**EXERCISE:** Repeat every record below exactly, but leave out any pictures.

**RECORDS SHOWN:**
_ _ _ _ _

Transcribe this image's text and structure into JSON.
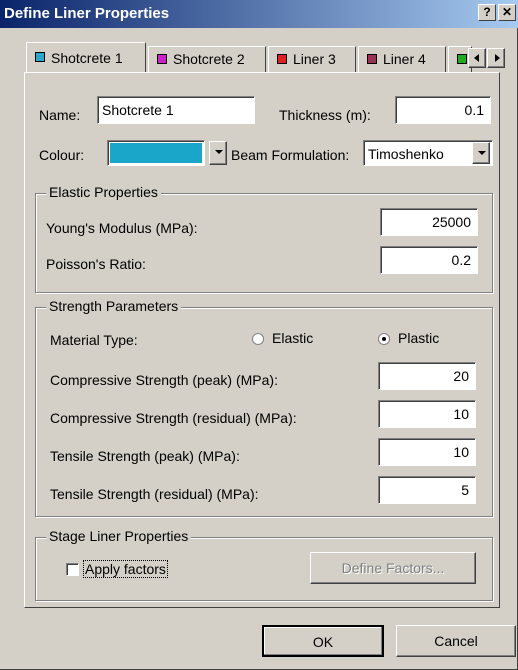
{
  "window": {
    "title": "Define Liner Properties",
    "help_label": "?",
    "close_label": "✕"
  },
  "tabs": [
    {
      "label": "Shotcrete 1",
      "color": "#2aa8cc"
    },
    {
      "label": "Shotcrete 2",
      "color": "#cc22cc"
    },
    {
      "label": "Liner 3",
      "color": "#dd2222"
    },
    {
      "label": "Liner 4",
      "color": "#993355"
    },
    {
      "label": "",
      "color": "#22aa22"
    }
  ],
  "form": {
    "name_label": "Name:",
    "name_value": "Shotcrete 1",
    "thickness_label": "Thickness (m):",
    "thickness_value": "0.1",
    "colour_label": "Colour:",
    "colour_value": "#1aa6c8",
    "beam_label": "Beam Formulation:",
    "beam_value": "Timoshenko"
  },
  "elastic": {
    "title": "Elastic Properties",
    "youngs_label": "Young's Modulus (MPa):",
    "youngs_value": "25000",
    "poisson_label": "Poisson's Ratio:",
    "poisson_value": "0.2"
  },
  "strength": {
    "title": "Strength Parameters",
    "material_label": "Material Type:",
    "elastic_option": "Elastic",
    "plastic_option": "Plastic",
    "selected": "Plastic",
    "comp_peak_label": "Compressive Strength (peak) (MPa):",
    "comp_peak_value": "20",
    "comp_res_label": "Compressive Strength (residual) (MPa):",
    "comp_res_value": "10",
    "tens_peak_label": "Tensile Strength (peak) (MPa):",
    "tens_peak_value": "10",
    "tens_res_label": "Tensile Strength (residual) (MPa):",
    "tens_res_value": "5"
  },
  "stage": {
    "title": "Stage Liner Properties",
    "apply_label": "Apply factors",
    "apply_checked": false,
    "define_button": "Define Factors..."
  },
  "buttons": {
    "ok": "OK",
    "cancel": "Cancel"
  }
}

_ _ _ _ _

**EXERCISE OUTPUT:**
Transcribe this image's text and structure into JSON.
{
  "window": {
    "title": "Define Liner Properties",
    "help_label": "?",
    "close_label": "✕"
  },
  "tabs": [
    {
      "label": "Shotcrete 1",
      "color": "#2aa8cc"
    },
    {
      "label": "Shotcrete 2",
      "color": "#cc22cc"
    },
    {
      "label": "Liner 3",
      "color": "#dd2222"
    },
    {
      "label": "Liner 4",
      "color": "#993355"
    },
    {
      "label": "",
      "color": "#22aa22"
    }
  ],
  "form": {
    "name_label": "Name:",
    "name_value": "Shotcrete 1",
    "thickness_label": "Thickness (m):",
    "thickness_value": "0.1",
    "colour_label": "Colour:",
    "colour_value": "#1aa6c8",
    "beam_label": "Beam Formulation:",
    "beam_value": "Timoshenko"
  },
  "elastic": {
    "title": "Elastic Properties",
    "youngs_label": "Young's Modulus (MPa):",
    "youngs_value": "25000",
    "poisson_label": "Poisson's Ratio:",
    "poisson_value": "0.2"
  },
  "strength": {
    "title": "Strength Parameters",
    "material_label": "Material Type:",
    "elastic_option": "Elastic",
    "plastic_option": "Plastic",
    "selected": "Plastic",
    "comp_peak_label": "Compressive Strength (peak) (MPa):",
    "comp_peak_value": "20",
    "comp_res_label": "Compressive Strength (residual) (MPa):",
    "comp_res_value": "10",
    "tens_peak_label": "Tensile Strength (peak) (MPa):",
    "tens_peak_value": "10",
    "tens_res_label": "Tensile Strength (residual) (MPa):",
    "tens_res_value": "5"
  },
  "stage": {
    "title": "Stage Liner Properties",
    "apply_label": "Apply factors",
    "apply_checked": false,
    "define_button": "Define Factors..."
  },
  "buttons": {
    "ok": "OK",
    "cancel": "Cancel"
  }
}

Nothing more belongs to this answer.